[Reading text]
-=-=-
Tuesday, February 01, 2011

Curry Affirms Decision To Prosecute OmniSource

Marion Co. Prosecutor Terry Curry has affirmed his predecessor's decision to prosecute scrap metal giant OmniSource on corrupt business influence and receipt of stolen property charges. OmniSource, which at one time employed nearly 50 off-duty IMPD officers to provide security for its scrap metal yards in Indianapolis, is accused of knowingly purchasing stolen metal products on more than 30 occasions from 2007 to 2009. OmniSource has claimed there is no evidence it knowingly purchased stolen metal products or engaged in a pattern of racketeering activity. The Star's Carrie Ritchie reports on Curry's decision to continue the prosecution of the case, including a civil forfeiture action brought by former Marion Co. Prosecutor Carl Brizzi against the company:

The Marion County Prosecutor’s Office says an indictment against embattled metal recycling company OmniSource is valid and that criminal charges against the company shouldn’t be dismissed . . .
In a written response filed Friday, prosecutors say that’s simply not the case, and they claim that OmniSource’s motion to dismiss was filed too late.

A hearing has been scheduled for Feb. 4 and a trial has been set for June 13.

OmniSource also is locked in a civil battle with the prosecutor’s office.

The company filed a lawsuit against the prosecutor's office in October, demanding that prosecutors return more than $277,000 seized during the investigation.

Days before he left office Jan. 1, former prosecutor Carl Brizzi filed a forfeiture claim, asking the court to put OmniSource’s five Marion County scrap yards, an office on Bluff Road and a foundry in Hendricks County under the control of a court-appointed receiver.
-=-=-
[Work instructions]
(A) Transcribe the OmniSource article word for word, everything from "The Marion County" down to "filed too late.".
(B) Summarize the OmniSource article in two sentences.
(C) Resume the OmniSource article from where it stops, carrying it on past its final sentence.

[Data provided]
-=-=-
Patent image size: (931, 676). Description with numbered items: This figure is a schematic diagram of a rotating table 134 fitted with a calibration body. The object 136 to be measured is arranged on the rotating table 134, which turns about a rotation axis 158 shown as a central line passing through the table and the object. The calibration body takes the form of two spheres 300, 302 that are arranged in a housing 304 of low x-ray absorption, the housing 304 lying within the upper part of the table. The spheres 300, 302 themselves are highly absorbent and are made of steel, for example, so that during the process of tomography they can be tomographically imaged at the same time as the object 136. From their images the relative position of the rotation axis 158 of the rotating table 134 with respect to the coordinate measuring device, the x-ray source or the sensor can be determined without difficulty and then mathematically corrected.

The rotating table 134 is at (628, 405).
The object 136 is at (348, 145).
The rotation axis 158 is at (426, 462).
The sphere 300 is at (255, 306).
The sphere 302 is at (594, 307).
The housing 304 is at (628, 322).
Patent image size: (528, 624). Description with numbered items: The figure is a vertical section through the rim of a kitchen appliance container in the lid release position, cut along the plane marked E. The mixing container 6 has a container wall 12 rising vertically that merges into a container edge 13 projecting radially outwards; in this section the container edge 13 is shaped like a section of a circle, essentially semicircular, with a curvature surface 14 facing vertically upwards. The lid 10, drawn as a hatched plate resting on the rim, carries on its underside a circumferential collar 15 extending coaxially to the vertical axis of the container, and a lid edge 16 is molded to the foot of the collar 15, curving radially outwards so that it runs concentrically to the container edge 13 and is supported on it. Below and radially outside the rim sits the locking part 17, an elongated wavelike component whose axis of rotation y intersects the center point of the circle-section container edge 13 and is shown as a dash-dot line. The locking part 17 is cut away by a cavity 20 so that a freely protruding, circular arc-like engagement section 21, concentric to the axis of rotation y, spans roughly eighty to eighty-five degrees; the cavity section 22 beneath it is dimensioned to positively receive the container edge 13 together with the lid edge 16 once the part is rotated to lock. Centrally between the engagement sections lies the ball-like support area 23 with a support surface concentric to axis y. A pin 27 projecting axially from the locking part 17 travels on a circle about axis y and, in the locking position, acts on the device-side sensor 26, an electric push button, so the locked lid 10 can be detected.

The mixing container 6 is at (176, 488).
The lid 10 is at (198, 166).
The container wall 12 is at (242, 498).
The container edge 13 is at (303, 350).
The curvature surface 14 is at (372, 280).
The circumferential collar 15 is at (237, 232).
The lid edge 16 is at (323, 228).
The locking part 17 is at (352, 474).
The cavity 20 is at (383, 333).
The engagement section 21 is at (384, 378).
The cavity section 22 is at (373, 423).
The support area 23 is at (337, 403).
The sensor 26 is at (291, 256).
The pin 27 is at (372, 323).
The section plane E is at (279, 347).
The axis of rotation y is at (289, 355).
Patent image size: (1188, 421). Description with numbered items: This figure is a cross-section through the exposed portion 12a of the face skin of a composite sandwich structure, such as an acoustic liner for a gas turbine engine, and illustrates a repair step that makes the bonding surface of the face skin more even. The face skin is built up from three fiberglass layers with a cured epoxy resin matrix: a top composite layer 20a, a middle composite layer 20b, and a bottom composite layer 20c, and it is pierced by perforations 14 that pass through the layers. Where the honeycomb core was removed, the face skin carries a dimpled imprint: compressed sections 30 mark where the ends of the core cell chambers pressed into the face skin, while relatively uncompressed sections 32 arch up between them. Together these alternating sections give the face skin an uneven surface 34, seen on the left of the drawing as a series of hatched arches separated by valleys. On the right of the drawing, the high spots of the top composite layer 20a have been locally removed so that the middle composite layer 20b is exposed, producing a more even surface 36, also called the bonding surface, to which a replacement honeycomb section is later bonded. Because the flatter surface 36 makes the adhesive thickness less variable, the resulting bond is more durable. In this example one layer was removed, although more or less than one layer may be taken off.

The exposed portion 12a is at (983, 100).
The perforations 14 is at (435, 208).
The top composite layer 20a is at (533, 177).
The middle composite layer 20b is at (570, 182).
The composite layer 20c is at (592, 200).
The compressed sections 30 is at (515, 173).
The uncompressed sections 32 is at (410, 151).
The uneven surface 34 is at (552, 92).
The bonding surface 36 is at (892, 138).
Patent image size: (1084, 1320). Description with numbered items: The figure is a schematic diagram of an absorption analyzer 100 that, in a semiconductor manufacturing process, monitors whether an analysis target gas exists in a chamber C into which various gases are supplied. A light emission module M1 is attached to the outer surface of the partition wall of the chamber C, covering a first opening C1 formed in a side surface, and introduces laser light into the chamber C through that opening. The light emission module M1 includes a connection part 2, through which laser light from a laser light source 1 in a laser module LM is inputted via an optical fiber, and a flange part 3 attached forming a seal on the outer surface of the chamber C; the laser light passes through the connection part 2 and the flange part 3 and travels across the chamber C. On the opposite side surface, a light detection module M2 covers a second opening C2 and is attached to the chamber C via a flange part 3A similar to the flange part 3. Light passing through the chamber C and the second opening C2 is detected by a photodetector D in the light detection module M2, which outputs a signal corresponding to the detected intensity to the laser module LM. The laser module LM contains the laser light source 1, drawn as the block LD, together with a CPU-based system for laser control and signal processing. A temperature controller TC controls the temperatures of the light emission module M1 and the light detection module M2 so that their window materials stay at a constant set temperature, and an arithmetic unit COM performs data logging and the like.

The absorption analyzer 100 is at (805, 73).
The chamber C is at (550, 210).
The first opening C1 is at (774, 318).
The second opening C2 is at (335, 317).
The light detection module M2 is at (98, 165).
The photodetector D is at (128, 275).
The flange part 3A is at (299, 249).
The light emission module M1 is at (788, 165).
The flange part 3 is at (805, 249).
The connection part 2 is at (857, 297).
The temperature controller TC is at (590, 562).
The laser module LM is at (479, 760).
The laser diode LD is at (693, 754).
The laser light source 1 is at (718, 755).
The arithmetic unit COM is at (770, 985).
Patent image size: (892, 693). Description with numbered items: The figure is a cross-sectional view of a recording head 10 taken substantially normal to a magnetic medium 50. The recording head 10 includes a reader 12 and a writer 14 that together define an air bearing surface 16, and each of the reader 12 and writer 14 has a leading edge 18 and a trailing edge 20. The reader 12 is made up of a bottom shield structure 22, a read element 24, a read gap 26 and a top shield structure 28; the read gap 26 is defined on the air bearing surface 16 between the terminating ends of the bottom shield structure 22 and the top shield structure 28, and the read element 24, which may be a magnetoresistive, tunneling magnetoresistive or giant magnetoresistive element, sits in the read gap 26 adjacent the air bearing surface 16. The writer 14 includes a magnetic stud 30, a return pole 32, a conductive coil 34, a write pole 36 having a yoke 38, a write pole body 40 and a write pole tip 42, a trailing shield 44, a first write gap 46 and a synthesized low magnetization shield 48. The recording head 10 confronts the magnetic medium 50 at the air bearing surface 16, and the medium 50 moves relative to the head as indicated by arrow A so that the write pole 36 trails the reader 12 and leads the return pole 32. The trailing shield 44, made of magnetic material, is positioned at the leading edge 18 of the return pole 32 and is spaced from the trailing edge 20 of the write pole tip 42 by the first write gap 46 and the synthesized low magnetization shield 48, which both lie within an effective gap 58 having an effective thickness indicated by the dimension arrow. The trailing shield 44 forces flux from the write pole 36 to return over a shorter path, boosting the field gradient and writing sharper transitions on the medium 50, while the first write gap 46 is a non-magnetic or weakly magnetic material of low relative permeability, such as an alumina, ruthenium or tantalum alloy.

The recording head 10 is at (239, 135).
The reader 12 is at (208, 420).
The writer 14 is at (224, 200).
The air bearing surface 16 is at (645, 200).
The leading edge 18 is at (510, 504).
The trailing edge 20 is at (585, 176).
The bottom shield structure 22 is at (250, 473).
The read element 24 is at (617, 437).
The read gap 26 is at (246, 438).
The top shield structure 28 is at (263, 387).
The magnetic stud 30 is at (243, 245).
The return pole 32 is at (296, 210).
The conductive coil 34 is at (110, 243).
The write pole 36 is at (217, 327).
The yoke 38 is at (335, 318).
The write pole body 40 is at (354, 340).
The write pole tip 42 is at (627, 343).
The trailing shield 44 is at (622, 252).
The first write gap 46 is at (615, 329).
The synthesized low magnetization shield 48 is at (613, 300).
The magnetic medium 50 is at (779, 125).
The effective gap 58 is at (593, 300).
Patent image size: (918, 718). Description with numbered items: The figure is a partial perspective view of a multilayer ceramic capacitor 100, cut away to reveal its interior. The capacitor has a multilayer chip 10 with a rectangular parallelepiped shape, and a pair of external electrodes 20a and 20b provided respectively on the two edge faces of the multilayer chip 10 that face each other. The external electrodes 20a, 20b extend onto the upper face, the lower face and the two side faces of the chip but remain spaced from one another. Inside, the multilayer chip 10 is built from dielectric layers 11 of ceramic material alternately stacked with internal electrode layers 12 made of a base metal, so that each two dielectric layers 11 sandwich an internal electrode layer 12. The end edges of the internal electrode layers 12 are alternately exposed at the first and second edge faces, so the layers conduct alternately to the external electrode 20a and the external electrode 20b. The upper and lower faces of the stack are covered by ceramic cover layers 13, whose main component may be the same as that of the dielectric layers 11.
-=-=-
[Activity answers]
(A)
The Marion County Prosecutor’s Office says an indictment against embattled metal recycling company OmniSource is valid and that criminal charges against the company shouldn’t be dismissed . . .
In a written response filed Friday, prosecutors say that’s simply not the case, and they claim that OmniSource’s motion to dismiss was filed too late.

(B) Marion County Prosecutor Terry Curry has affirmed his predecessor's decision to prosecute scrap metal company OmniSource on corrupt business influence and receipt of stolen property charges, which accuse it of knowingly buying stolen metal on more than 30 occasions from 2007 to 2009. The company has also sued the prosecutor's office for the return of more than $277,000 seized during the investigation, while former prosecutor Carl Brizzi filed a forfeiture claim seeking to put its scrap yards, an office and a foundry under a court-appointed receiver.

(C)
Brizzi said pursuing the forfeiture claim is necessary to ensure OmniSource will be held financially responsible for its alleged crimes.

OmniSource’s attorney, Larry Mackey, called the claim "nothing but a money grab."
Mayor Greg Ballard's former Public Safety Director Scott Newman defended off-duty police officers' work for OmniSource at the time the company's scrap yards were first raided by law enforcement agencies and insisted there was no evidence any police officer or OmniSource had engaged in any criminal wrongdoing, even though some police officers working off-duty for the company had responsibility for investigating metal theft cases that involved other scrap metal dealers in Indianapolis in competition with their employer. OmniSource is represented by Barnes & Thornburg's Larry Mackey. Newman once was a partner at Barnes & Thornburg after he stepped down as Marion Co. Prosecutor. Mackey had been very close to Brizzi and chaired his re-election committee. Their relationship appeared to sour once Brizzi decided to pursue charges against Mackey's client, OmniSource, and Mackey publicly chided Brizzi's case against his client.